[Stored records]
-- Begin --
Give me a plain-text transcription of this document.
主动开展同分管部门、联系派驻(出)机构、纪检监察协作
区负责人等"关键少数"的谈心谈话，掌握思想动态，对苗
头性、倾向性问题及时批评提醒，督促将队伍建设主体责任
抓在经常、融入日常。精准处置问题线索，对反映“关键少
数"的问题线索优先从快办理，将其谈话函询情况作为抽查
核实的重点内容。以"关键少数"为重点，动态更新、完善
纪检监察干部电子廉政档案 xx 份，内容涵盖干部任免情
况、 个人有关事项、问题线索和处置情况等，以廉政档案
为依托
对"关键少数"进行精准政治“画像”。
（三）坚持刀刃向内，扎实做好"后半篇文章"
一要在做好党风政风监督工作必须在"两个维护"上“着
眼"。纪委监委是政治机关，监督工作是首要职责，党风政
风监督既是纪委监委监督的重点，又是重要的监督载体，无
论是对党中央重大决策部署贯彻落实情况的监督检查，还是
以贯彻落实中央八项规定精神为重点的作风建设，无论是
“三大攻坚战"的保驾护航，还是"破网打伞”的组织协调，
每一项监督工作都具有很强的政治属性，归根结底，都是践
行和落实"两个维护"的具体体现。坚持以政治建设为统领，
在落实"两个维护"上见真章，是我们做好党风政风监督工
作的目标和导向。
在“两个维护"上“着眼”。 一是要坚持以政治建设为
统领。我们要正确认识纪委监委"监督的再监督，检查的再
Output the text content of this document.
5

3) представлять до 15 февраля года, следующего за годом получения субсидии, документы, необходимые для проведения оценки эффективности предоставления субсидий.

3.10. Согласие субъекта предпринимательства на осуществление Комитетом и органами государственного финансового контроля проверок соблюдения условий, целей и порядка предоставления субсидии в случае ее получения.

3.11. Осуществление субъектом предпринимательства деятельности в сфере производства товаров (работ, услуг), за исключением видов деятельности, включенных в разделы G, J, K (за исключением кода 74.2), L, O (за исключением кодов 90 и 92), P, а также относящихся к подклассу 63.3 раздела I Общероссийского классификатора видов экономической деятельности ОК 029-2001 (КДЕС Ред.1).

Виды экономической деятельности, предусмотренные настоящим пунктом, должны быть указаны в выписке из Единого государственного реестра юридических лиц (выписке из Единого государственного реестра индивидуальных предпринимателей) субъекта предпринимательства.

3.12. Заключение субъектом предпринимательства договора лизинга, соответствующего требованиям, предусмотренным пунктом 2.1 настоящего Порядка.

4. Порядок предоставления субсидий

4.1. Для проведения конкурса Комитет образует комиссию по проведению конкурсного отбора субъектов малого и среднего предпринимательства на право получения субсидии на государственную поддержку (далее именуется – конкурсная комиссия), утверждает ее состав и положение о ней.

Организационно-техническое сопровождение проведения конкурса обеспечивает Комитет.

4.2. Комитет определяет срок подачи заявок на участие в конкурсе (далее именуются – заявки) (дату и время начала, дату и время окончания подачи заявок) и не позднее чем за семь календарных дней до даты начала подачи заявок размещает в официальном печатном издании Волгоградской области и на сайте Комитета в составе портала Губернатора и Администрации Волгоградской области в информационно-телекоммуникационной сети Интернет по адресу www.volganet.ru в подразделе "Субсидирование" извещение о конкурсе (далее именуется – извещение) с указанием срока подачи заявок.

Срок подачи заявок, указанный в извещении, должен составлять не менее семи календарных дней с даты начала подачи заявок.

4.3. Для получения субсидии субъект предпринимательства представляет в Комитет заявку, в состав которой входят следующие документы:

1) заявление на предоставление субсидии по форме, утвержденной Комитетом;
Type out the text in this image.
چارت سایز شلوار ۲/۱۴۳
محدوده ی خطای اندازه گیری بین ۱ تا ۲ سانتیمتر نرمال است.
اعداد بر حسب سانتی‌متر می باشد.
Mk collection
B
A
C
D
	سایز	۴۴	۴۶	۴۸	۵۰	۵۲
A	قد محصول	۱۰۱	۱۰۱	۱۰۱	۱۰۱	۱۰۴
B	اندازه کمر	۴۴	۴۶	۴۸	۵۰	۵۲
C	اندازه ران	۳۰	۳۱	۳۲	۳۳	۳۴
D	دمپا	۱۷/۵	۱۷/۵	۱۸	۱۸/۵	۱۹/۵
-- End --
What is asked:
Write the listing out again, exactly as it reads.

Task answer:
Give me a plain-text transcription of this document.
主动开展同分管部门、联系派驻(出)机构、纪检监察协作
区负责人等"关键少数"的谈心谈话，掌握思想动态，对苗
头性、倾向性问题及时批评提醒，督促将队伍建设主体责任
抓在经常、融入日常。精准处置问题线索，对反映“关键少
数"的问题线索优先从快办理，将其谈话函询情况作为抽查
核实的重点内容。以"关键少数"为重点，动态更新、完善
纪检监察干部电子廉政档案 xx 份，内容涵盖干部任免情
况、 个人有关事项、问题线索和处置情况等，以廉政档案
为依托
对"关键少数"进行精准政治“画像”。
（三）坚持刀刃向内，扎实做好"后半篇文章"
一要在做好党风政风监督工作必须在"两个维护"上“着
眼"。纪委监委是政治机关，监督工作是首要职责，党风政
风监督既是纪委监委监督的重点，又是重要的监督载体，无
论是对党中央重大决策部署贯彻落实情况的监督检查，还是
以贯彻落实中央八项规定精神为重点的作风建设，无论是
“三大攻坚战"的保驾护航，还是"破网打伞”的组织协调，
每一项监督工作都具有很强的政治属性，归根结底，都是践
行和落实"两个维护"的具体体现。坚持以政治建设为统领，
在落实"两个维护"上见真章，是我们做好党风政风监督工
作的目标和导向。
在“两个维护"上“着眼”。 一是要坚持以政治建设为
统领。我们要正确认识纪委监委"监督的再监督，检查的再
Output the text content of this document.
5

3) представлять до 15 февраля года, следующего за годом получения субсидии, документы, необходимые для проведения оценки эффективности предоставления субсидий.

3.10. Согласие субъекта предпринимательства на осуществление Комитетом и органами государственного финансового контроля проверок соблюдения условий, целей и порядка предоставления субсидии в случае ее получения.

3.11. Осуществление субъектом предпринимательства деятельности в сфере производства товаров (работ, услуг), за исключением видов деятельности, включенных в разделы G, J, K (за исключением кода 74.2), L, O (за исключением кодов 90 и 92), P, а также относящихся к подклассу 63.3 раздела I Общероссийского классификатора видов экономической деятельности ОК 029-2001 (КДЕС Ред.1).

Виды экономической деятельности, предусмотренные настоящим пунктом, должны быть указаны в выписке из Единого государственного реестра юридических лиц (выписке из Единого государственного реестра индивидуальных предпринимателей) субъекта предпринимательства.

3.12. Заключение субъектом предпринимательства договора лизинга, соответствующего требованиям, предусмотренным пунктом 2.1 настоящего Порядка.

4. Порядок предоставления субсидий

4.1. Для проведения конкурса Комитет образует комиссию по проведению конкурсного отбора субъектов малого и среднего предпринимательства на право получения субсидии на государственную поддержку (далее именуется – конкурсная комиссия), утверждает ее состав и положение о ней.

Организационно-техническое сопровождение проведения конкурса обеспечивает Комитет.

4.2. Комитет определяет срок подачи заявок на участие в конкурсе (далее именуются – заявки) (дату и время начала, дату и время окончания подачи заявок) и не позднее чем за семь календарных дней до даты начала подачи заявок размещает в официальном печатном издании Волгоградской области и на сайте Комитета в составе портала Губернатора и Администрации Волгоградской области в информационно-телекоммуникационной сети Интернет по адресу www.volganet.ru в подразделе "Субсидирование" извещение о конкурсе (далее именуется – извещение) с указанием срока подачи заявок.

Срок подачи заявок, указанный в извещении, должен составлять не менее семи календарных дней с даты начала подачи заявок.

4.3. Для получения субсидии субъект предпринимательства представляет в Комитет заявку, в состав которой входят следующие документы:

1) заявление на предоставление субсидии по форме, утвержденной Комитетом;
Type out the text in this image.
چارت سایز شلوار ۲/۱۴۳
محدوده ی خطای اندازه گیری بین ۱ تا ۲ سانتیمتر نرمال است.
اعداد بر حسب سانتی‌متر می باشد.
Mk collection
B
A
C
D
	سایز	۴۴	۴۶	۴۸	۵۰	۵۲
A	قد محصول	۱۰۱	۱۰۱	۱۰۱	۱۰۱	۱۰۴
B	اندازه کمر	۴۴	۴۶	۴۸	۵۰	۵۲
C	اندازه ران	۳۰	۳۱	۳۲	۳۳	۳۴
D	دمپا	۱۷/۵	۱۷/۵	۱۸	۱۸/۵	۱۹/۵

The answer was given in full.